> **WHAT IS REQUIRED**
Print each line of the listing once more, precisely as given.

> **AVAILABLE DATA**
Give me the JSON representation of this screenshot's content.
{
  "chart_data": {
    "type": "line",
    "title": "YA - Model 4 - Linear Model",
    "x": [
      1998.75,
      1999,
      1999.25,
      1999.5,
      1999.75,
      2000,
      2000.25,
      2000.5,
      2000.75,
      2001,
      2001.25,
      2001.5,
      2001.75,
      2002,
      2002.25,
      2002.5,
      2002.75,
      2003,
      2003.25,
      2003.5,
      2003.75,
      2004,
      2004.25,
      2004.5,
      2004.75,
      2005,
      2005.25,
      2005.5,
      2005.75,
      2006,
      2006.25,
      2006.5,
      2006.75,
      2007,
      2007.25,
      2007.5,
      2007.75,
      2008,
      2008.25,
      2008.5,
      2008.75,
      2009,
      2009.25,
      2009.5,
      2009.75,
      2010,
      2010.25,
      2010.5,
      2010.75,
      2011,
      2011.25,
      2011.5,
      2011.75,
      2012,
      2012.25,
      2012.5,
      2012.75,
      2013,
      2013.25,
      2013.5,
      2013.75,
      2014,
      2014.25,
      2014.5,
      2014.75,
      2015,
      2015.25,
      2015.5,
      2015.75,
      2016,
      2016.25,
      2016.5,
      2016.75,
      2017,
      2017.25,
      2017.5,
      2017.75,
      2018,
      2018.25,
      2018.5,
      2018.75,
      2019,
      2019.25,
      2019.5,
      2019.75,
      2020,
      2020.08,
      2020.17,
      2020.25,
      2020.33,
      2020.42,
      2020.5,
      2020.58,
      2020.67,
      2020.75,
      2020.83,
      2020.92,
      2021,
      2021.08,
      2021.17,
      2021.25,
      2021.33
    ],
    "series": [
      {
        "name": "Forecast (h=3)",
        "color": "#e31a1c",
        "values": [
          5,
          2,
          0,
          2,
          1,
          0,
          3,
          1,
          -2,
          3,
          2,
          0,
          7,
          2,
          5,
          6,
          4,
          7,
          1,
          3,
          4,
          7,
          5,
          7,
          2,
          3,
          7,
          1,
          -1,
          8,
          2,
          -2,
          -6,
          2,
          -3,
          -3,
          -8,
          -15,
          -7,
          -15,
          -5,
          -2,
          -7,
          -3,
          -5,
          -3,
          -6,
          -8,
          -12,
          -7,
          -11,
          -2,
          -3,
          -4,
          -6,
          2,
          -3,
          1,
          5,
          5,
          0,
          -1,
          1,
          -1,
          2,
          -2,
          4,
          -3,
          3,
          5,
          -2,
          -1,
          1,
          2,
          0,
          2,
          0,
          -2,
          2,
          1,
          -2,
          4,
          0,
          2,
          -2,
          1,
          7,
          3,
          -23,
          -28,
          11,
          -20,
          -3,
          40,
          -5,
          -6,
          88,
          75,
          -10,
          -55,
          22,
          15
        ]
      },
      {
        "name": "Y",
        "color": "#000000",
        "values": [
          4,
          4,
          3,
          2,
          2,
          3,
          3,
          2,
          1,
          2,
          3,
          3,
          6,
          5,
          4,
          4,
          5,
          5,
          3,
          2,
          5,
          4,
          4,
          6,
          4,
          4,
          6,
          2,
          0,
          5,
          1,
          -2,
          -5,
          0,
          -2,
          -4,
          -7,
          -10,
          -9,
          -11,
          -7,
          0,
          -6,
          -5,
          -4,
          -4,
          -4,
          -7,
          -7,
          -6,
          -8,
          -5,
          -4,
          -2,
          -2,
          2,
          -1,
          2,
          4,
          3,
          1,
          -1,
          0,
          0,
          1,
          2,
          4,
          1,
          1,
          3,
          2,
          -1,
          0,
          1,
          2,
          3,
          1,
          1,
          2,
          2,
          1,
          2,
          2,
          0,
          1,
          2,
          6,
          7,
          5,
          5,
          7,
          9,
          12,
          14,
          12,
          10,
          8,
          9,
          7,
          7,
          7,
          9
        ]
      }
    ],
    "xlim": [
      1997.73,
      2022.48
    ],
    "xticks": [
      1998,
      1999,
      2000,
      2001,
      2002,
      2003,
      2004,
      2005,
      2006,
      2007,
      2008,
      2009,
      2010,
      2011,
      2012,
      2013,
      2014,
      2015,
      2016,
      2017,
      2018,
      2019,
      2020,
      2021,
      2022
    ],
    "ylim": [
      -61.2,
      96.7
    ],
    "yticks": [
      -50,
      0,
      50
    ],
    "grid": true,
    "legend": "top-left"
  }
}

> **EXERCISE RESULT**
Give me the JSON representation of this screenshot's content.
{
  "chart_data": {
    "type": "line",
    "title": "YA - Model 4 - Linear Model",
    "x": [
      1998.75,
      1999,
      1999.25,
      1999.5,
      1999.75,
      2000,
      2000.25,
      2000.5,
      2000.75,
      2001,
      2001.25,
      2001.5,
      2001.75,
      2002,
      2002.25,
      2002.5,
      2002.75,
      2003,
      2003.25,
      2003.5,
      2003.75,
      2004,
      2004.25,
      2004.5,
      2004.75,
      2005,
      2005.25,
      2005.5,
      2005.75,
      2006,
      2006.25,
      2006.5,
      2006.75,
      2007,
      2007.25,
      2007.5,
      2007.75,
      2008,
      2008.25,
      2008.5,
      2008.75,
      2009,
      2009.25,
      2009.5,
      2009.75,
      2010,
      2010.25,
      2010.5,
      2010.75,
      2011,
      2011.25,
      2011.5,
      2011.75,
      2012,
      2012.25,
      2012.5,
      2012.75,
      2013,
      2013.25,
      2013.5,
      2013.75,
      2014,
      2014.25,
      2014.5,
      2014.75,
      2015,
      2015.25,
      2015.5,
      2015.75,
      2016,
      2016.25,
      2016.5,
      2016.75,
      2017,
      2017.25,
      2017.5,
      2017.75,
      2018,
      2018.25,
      2018.5,
      2018.75,
      2019,
      2019.25,
      2019.5,
      2019.75,
      2020,
      2020.08,
      2020.17,
      2020.25,
      2020.33,
      2020.42,
      2020.5,
      2020.58,
      2020.67,
      2020.75,
      2020.83,
      2020.92,
      2021,
      2021.08,
      2021.17,
      2021.25,
      2021.33
    ],
    "series": [
      {
        "name": "Forecast (h=3)",
        "color": "#e31a1c",
        "values": [
          5,
          2,
          0,
          2,
          1,
          0,
          3,
          1,
          -2,
          3,
          2,
          0,
          7,
          2,
          5,
          6,
          4,
          7,
          1,
          3,
          4,
          7,
          5,
          7,
          2,
          3,
          7,
          1,
          -1,
          8,
          2,
          -2,
          -6,
          2,
          -3,
          -3,
          -8,
          -15,
          -7,
          -15,
          -5,
          -2,
          -7,
          -3,
          -5,
          -3,
          -6,
          -8,
          -12,
          -7,
          -11,
          -2,
          -3,
          -4,
          -6,
          2,
          -3,
          1,
          5,
          5,
          0,
          -1,
          1,
          -1,
          2,
          -2,
          4,
          -3,
          3,
          5,
          -2,
          -1,
          1,
          2,
          0,
          2,
          0,
          -2,
          2,
          1,
          -2,
          4,
          0,
          2,
          -2,
          1,
          7,
          3,
          -23,
          -28,
          11,
          -20,
          -3,
          40,
          -5,
          -6,
          88,
          75,
          -10,
          -55,
          22,
          15
        ]
      },
      {
        "name": "Y",
        "color": "#000000",
        "values": [
          4,
          4,
          3,
          2,
          2,
          3,
          3,
          2,
          1,
          2,
          3,
          3,
          6,
          5,
          4,
          4,
          5,
          5,
          3,
          2,
          5,
          4,
          4,
          6,
          4,
          4,
          6,
          2,
          0,
          5,
          1,
          -2,
          -5,
          0,
          -2,
          -4,
          -7,
          -10,
          -9,
          -11,
          -7,
          0,
          -6,
          -5,
          -4,
          -4,
          -4,
          -7,
          -7,
          -6,
          -8,
          -5,
          -4,
          -2,
          -2,
          2,
          -1,
          2,
          4,
          3,
          1,
          -1,
          0,
          0,
          1,
          2,
          4,
          1,
          1,
          3,
          2,
          -1,
          0,
          1,
          2,
          3,
          1,
          1,
          2,
          2,
          1,
          2,
          2,
          0,
          1,
          2,
          6,
          7,
          5,
          5,
          7,
          9,
          12,
          14,
          12,
          10,
          8,
          9,
          7,
          7,
          7,
          9
        ]
      }
    ],
    "xlim": [
      1997.73,
      2022.48
    ],
    "xticks": [
      1998,
      1999,
      2000,
      2001,
      2002,
      2003,
      2004,
      2005,
      2006,
      2007,
      2008,
      2009,
      2010,
      2011,
      2012,
      2013,
      2014,
      2015,
      2016,
      2017,
      2018,
      2019,
      2020,
      2021,
      2022
    ],
    "ylim": [
      -61.2,
      96.7
    ],
    "yticks": [
      -50,
      0,
      50
    ],
    "grid": true,
    "legend": "top-left"
  }
}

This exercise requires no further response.